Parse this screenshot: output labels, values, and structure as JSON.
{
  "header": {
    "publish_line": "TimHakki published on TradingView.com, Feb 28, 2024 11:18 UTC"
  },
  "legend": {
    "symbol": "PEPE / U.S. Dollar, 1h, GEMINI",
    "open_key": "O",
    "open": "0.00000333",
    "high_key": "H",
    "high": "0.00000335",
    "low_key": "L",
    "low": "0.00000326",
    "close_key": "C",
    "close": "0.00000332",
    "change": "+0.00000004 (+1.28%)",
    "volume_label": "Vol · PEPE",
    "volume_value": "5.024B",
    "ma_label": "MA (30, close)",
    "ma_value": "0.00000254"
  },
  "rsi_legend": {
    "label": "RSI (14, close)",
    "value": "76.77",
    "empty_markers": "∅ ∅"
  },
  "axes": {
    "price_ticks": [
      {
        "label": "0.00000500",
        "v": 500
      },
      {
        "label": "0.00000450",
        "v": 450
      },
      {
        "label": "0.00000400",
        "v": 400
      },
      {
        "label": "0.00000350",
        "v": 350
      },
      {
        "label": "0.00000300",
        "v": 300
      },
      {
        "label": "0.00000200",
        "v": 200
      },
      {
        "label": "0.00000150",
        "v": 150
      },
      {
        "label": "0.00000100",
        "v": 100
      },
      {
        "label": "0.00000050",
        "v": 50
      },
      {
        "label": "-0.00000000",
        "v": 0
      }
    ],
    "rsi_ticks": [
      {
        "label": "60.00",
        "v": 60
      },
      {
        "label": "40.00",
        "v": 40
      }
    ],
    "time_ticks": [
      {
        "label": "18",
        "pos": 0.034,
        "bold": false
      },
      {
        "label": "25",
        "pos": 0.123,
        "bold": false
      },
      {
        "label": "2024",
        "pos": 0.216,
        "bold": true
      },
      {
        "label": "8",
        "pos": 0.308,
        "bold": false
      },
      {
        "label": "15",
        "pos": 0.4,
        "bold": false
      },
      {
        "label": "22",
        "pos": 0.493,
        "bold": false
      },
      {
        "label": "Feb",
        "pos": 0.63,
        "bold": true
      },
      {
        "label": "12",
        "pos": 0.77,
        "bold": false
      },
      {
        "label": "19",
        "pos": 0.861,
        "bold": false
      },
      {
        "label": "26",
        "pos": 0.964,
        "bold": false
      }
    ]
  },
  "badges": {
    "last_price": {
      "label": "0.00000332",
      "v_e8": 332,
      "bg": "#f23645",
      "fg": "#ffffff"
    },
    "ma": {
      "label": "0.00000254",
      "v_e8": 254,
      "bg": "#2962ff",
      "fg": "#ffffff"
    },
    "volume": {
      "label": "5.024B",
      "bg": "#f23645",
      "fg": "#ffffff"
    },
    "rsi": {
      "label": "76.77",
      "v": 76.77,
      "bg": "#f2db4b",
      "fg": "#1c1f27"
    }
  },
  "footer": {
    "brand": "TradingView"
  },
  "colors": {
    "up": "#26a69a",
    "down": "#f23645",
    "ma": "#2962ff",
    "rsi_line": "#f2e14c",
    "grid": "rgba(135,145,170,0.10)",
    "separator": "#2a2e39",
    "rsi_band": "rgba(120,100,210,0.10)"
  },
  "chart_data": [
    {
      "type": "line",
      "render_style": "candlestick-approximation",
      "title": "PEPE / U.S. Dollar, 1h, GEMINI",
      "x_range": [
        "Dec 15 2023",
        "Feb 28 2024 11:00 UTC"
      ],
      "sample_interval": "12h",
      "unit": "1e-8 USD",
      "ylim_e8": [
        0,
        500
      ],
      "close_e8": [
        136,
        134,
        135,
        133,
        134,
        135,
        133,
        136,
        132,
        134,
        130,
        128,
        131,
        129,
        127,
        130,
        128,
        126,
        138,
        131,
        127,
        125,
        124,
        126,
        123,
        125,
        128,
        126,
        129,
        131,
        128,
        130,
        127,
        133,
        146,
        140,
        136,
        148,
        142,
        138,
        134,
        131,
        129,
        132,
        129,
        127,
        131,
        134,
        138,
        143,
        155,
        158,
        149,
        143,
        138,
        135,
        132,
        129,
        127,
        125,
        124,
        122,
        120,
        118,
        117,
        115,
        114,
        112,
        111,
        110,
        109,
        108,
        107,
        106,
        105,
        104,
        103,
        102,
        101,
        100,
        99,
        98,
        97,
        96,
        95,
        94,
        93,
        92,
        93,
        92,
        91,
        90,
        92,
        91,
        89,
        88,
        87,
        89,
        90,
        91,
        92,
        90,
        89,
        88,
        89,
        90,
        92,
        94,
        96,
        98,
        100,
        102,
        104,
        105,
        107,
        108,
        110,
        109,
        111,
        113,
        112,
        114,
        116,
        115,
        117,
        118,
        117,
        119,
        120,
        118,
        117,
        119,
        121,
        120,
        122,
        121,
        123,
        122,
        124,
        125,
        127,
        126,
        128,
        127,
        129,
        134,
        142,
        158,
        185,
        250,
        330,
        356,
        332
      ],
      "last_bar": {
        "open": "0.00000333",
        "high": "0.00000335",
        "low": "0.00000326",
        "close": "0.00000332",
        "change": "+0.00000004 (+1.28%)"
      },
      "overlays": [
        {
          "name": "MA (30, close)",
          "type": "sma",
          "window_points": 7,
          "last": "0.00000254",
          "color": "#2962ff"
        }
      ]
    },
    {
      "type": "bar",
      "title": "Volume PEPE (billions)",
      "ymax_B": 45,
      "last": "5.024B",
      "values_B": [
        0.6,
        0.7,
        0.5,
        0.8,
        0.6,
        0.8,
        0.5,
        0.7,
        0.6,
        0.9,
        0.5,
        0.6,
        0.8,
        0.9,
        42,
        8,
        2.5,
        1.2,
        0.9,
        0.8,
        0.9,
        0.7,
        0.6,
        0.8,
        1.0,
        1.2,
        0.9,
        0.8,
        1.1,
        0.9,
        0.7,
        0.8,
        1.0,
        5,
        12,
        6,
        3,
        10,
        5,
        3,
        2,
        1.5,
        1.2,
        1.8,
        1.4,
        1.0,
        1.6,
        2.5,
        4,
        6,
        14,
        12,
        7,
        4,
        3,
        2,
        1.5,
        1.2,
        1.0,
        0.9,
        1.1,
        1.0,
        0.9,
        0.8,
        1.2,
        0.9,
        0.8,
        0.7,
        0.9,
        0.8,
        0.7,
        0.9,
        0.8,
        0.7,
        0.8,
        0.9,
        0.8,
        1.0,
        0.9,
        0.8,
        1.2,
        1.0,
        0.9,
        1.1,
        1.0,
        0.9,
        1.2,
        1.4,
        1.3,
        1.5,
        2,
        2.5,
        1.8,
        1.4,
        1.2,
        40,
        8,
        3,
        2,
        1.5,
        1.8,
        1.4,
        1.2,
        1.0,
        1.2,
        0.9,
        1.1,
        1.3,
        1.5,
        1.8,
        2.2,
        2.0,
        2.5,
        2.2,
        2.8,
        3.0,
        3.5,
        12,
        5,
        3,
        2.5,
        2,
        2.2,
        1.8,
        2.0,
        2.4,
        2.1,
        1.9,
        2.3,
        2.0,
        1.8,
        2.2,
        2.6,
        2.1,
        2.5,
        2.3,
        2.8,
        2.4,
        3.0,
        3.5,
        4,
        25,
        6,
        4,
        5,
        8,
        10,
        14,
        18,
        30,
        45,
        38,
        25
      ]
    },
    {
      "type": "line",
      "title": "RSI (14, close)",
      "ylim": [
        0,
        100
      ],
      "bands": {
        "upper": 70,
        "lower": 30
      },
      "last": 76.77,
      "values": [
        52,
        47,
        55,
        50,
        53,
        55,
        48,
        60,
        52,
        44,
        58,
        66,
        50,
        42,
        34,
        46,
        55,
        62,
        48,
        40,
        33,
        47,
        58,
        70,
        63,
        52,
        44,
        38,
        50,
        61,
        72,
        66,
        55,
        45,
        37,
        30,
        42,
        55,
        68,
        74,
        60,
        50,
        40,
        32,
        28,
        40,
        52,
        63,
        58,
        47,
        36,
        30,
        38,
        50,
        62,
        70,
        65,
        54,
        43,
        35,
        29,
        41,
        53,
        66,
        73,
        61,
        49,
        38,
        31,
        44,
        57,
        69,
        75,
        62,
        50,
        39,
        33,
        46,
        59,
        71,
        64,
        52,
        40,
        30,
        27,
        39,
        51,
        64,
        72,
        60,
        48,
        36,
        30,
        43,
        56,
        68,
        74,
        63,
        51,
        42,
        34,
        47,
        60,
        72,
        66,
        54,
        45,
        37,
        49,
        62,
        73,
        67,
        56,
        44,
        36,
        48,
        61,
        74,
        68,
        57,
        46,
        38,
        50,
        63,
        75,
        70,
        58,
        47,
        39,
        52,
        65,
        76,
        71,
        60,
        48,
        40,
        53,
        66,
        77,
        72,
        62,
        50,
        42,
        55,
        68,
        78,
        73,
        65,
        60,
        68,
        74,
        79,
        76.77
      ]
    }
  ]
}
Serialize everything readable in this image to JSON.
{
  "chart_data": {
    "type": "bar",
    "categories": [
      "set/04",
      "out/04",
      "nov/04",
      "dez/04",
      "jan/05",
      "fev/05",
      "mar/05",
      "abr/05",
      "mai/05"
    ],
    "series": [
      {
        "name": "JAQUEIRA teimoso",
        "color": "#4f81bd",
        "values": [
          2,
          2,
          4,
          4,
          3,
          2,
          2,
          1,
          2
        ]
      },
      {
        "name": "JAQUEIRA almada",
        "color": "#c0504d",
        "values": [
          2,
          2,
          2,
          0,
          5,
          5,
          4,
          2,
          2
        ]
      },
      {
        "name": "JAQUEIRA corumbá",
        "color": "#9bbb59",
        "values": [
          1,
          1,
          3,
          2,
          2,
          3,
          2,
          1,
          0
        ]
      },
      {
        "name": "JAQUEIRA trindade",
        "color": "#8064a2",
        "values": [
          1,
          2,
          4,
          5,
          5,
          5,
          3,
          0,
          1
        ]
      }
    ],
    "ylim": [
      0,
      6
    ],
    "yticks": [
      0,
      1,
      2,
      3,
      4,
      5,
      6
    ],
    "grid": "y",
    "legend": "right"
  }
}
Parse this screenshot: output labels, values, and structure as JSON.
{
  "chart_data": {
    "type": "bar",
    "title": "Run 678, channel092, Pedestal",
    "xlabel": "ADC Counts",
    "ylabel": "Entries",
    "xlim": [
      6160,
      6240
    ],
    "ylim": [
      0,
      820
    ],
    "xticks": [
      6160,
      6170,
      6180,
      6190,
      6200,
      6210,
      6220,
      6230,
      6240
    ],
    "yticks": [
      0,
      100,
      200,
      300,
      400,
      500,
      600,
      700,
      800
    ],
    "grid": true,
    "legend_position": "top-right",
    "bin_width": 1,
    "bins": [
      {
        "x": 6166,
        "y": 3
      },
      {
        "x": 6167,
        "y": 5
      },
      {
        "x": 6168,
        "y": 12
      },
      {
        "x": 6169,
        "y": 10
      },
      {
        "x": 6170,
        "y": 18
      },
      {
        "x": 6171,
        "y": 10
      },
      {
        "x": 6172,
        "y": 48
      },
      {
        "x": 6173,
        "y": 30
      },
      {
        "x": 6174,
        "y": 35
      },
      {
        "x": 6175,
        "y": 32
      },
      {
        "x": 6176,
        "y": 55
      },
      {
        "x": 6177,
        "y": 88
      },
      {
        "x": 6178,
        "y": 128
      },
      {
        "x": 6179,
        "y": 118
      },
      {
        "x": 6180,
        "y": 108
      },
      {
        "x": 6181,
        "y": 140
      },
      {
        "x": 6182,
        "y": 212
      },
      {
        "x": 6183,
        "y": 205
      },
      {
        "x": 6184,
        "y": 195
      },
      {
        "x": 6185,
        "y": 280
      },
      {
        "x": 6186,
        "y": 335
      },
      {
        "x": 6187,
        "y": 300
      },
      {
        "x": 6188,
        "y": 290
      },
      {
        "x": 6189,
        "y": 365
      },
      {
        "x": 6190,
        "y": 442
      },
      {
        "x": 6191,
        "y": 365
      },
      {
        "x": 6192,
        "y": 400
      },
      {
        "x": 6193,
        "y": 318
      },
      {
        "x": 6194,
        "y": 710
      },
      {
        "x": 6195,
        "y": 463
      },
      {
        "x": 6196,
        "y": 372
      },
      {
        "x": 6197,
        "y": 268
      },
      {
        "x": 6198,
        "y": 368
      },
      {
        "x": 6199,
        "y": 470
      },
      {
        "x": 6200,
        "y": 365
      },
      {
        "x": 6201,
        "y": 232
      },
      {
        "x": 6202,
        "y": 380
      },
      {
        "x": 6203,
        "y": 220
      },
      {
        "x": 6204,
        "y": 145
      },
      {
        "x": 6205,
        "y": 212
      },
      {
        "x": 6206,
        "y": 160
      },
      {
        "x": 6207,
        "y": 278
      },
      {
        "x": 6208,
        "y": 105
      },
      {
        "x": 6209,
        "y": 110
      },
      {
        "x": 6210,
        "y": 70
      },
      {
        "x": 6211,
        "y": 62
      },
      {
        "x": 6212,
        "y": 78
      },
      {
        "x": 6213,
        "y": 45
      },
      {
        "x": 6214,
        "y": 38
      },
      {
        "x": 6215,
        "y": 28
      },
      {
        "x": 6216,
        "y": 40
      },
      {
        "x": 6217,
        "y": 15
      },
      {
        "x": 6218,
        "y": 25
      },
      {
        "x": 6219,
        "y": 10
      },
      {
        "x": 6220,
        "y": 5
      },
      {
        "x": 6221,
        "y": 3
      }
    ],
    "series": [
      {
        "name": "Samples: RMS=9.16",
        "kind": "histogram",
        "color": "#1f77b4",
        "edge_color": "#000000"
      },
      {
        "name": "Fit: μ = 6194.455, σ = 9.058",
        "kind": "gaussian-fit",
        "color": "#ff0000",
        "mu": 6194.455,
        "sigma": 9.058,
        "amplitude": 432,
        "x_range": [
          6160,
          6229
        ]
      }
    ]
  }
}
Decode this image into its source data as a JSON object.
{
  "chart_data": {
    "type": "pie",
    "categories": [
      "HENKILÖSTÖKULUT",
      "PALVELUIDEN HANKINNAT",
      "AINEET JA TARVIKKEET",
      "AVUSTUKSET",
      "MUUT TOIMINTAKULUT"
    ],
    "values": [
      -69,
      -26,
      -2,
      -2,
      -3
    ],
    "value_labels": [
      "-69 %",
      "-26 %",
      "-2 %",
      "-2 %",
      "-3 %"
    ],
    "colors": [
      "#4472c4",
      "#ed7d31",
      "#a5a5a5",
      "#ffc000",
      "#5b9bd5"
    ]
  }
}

※ ※ ※

**Task instructions**: Starting with the line that contains "Decode this image", output every line through the end of the listing above, unchanged.

**Output for this exercise**:
Decode this image into its source data as a JSON object.
{
  "chart_data": {
    "type": "pie",
    "categories": [
      "HENKILÖSTÖKULUT",
      "PALVELUIDEN HANKINNAT",
      "AINEET JA TARVIKKEET",
      "AVUSTUKSET",
      "MUUT TOIMINTAKULUT"
    ],
    "values": [
      -69,
      -26,
      -2,
      -2,
      -3
    ],
    "value_labels": [
      "-69 %",
      "-26 %",
      "-2 %",
      "-2 %",
      "-3 %"
    ],
    "colors": [
      "#4472c4",
      "#ed7d31",
      "#a5a5a5",
      "#ffc000",
      "#5b9bd5"
    ]
  }
}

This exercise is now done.